##### Entries shown #####

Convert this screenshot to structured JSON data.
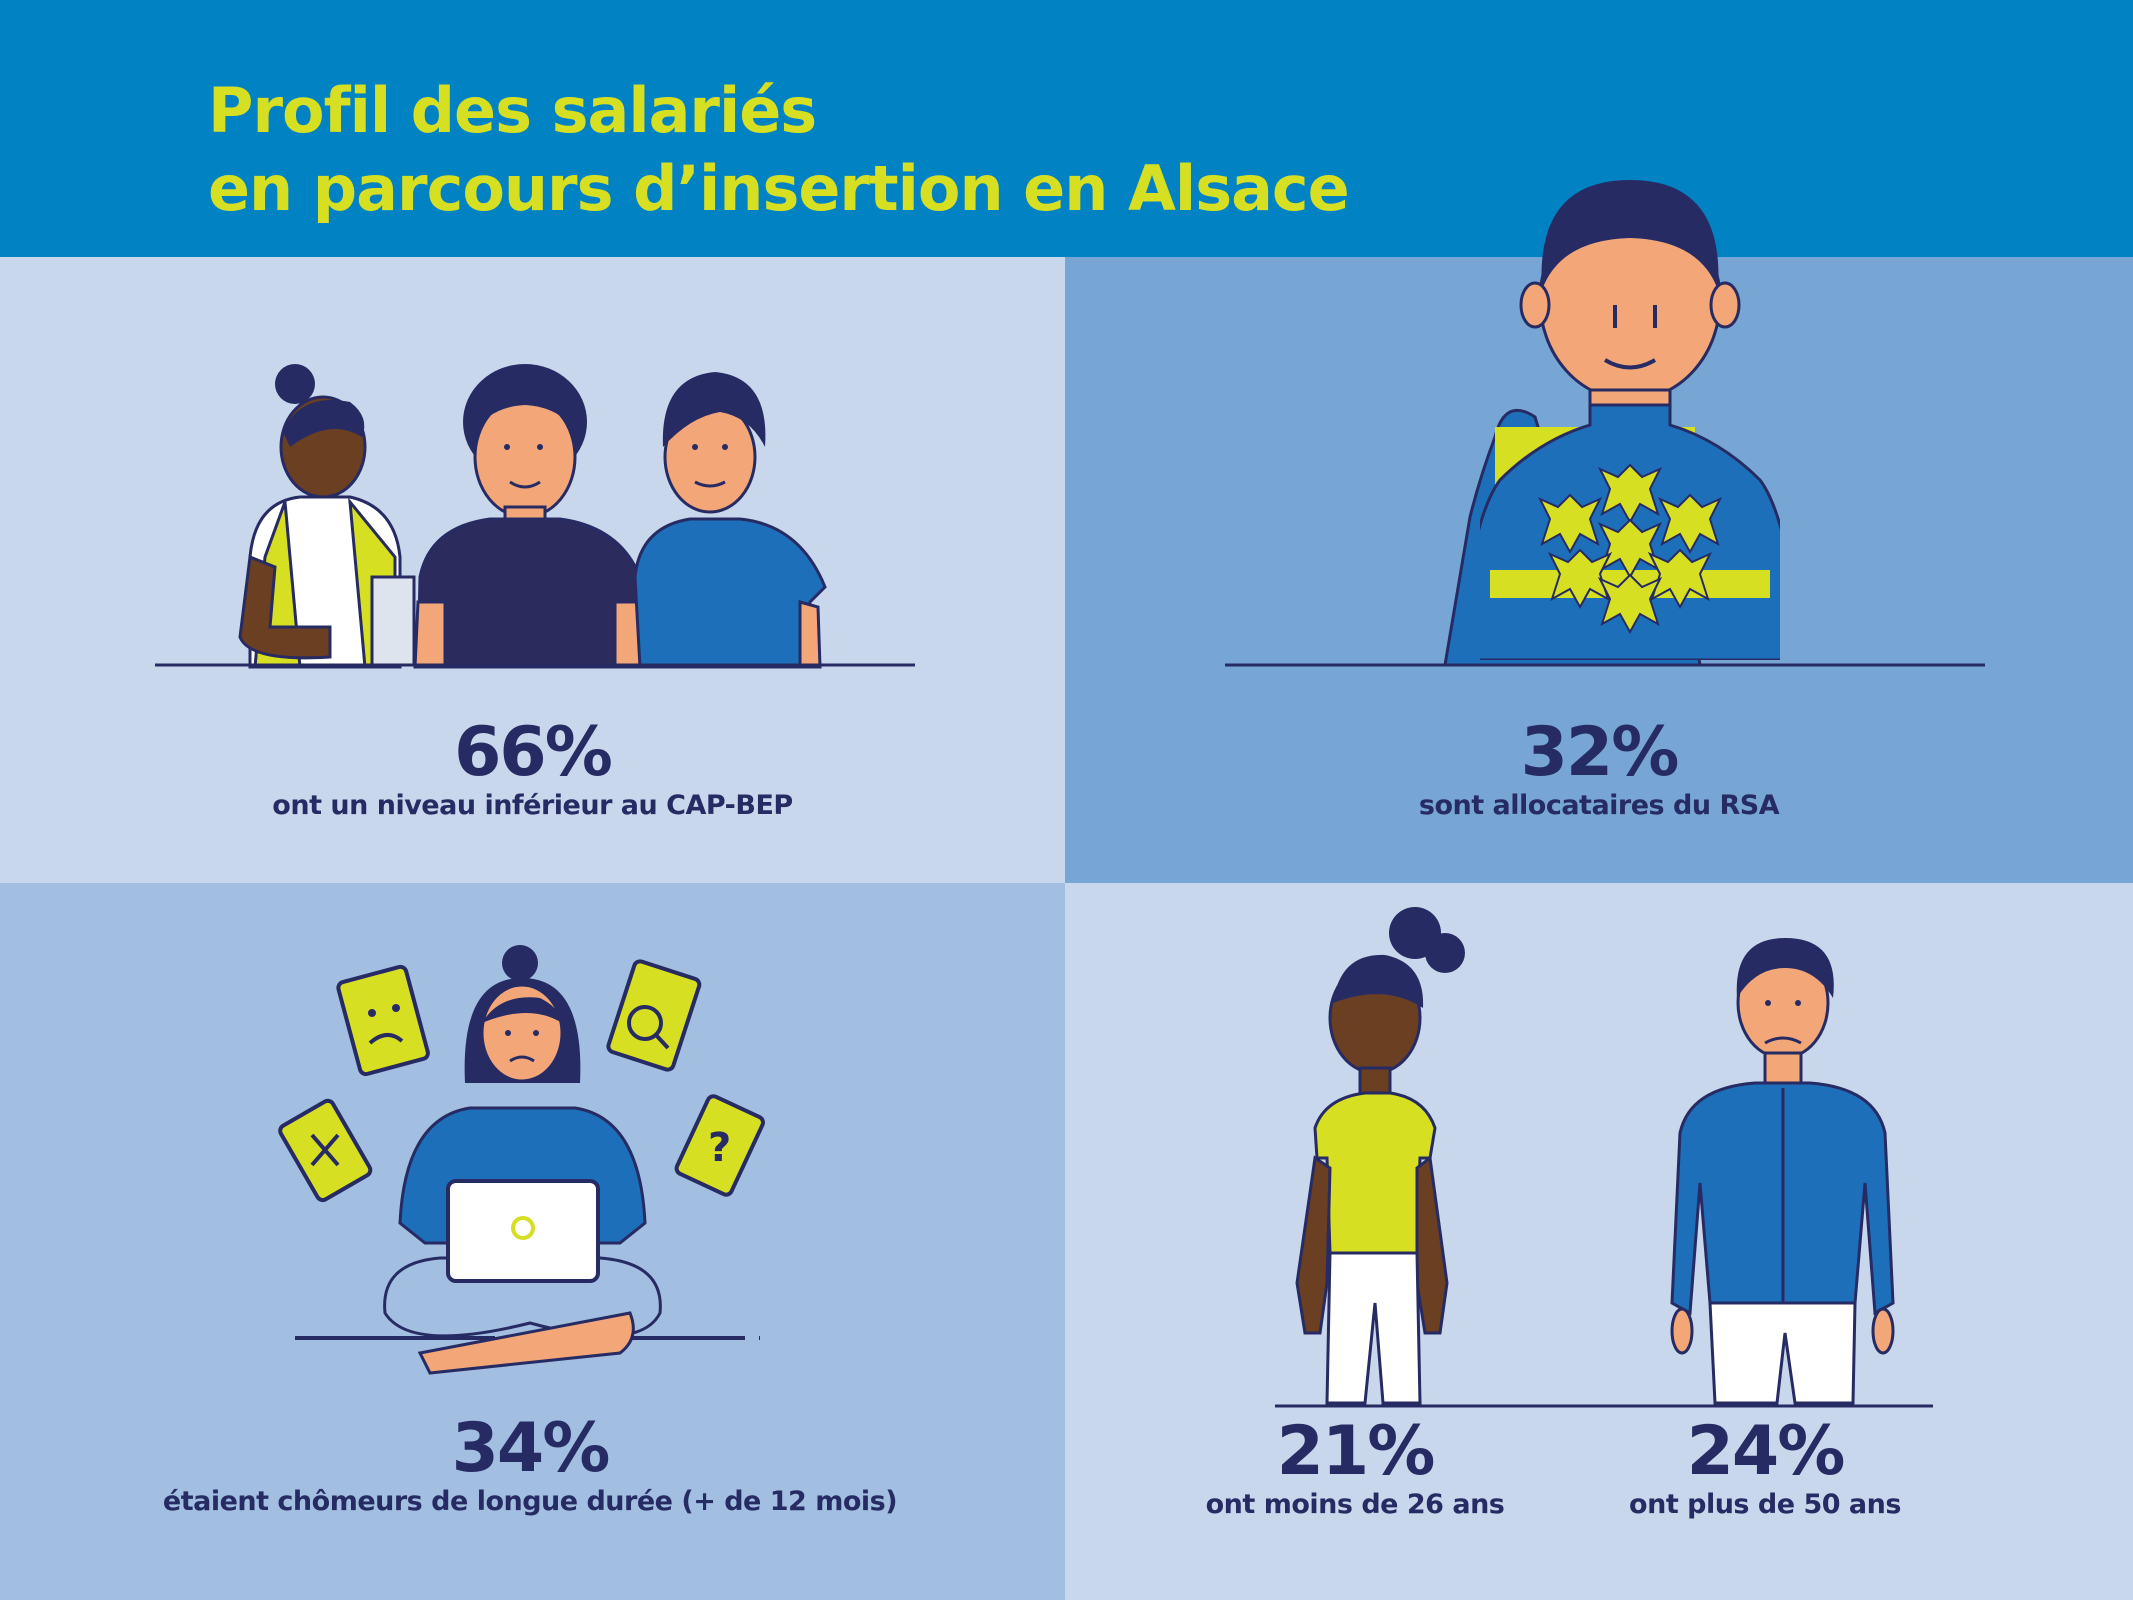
{
  "header": {
    "title_line1": "Profil des salariés",
    "title_line2": "en parcours d’insertion en Alsace"
  },
  "stats": {
    "education": {
      "value": "66%",
      "label": "ont un niveau inférieur au CAP-BEP"
    },
    "rsa": {
      "value": "32%",
      "label": "sont allocataires du RSA"
    },
    "unemployed": {
      "value": "34%",
      "label": "étaient chômeurs de longue durée (+ de 12 mois)"
    },
    "under26": {
      "value": "21%",
      "label": "ont moins de 26 ans"
    },
    "over50": {
      "value": "24%",
      "label": "ont plus de 50 ans"
    }
  },
  "colors": {
    "header_bg": "#0082C3",
    "title": "#D7DF23",
    "text_dark": "#272B63",
    "panel_light": "#C8D7EC",
    "panel_mid": "#77A5D4",
    "panel_soft": "#A2BEE0",
    "accent_yellow": "#D7DF23",
    "shirt_blue": "#1E6FBA"
  },
  "illustrations": {
    "education": "three-people-illustration",
    "rsa": "person-with-figures-sweater-illustration",
    "unemployed": "woman-with-laptop-and-documents-illustration",
    "under26": "young-woman-illustration",
    "over50": "older-man-illustration"
  }
}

#####

§ **Aim of the task**
Identify the lines that hold the word "unemployed". Copy every one of them.

§ **Answer to the task**
    "unemployed": {
    "unemployed": "woman-with-laptop-and-documents-illustration",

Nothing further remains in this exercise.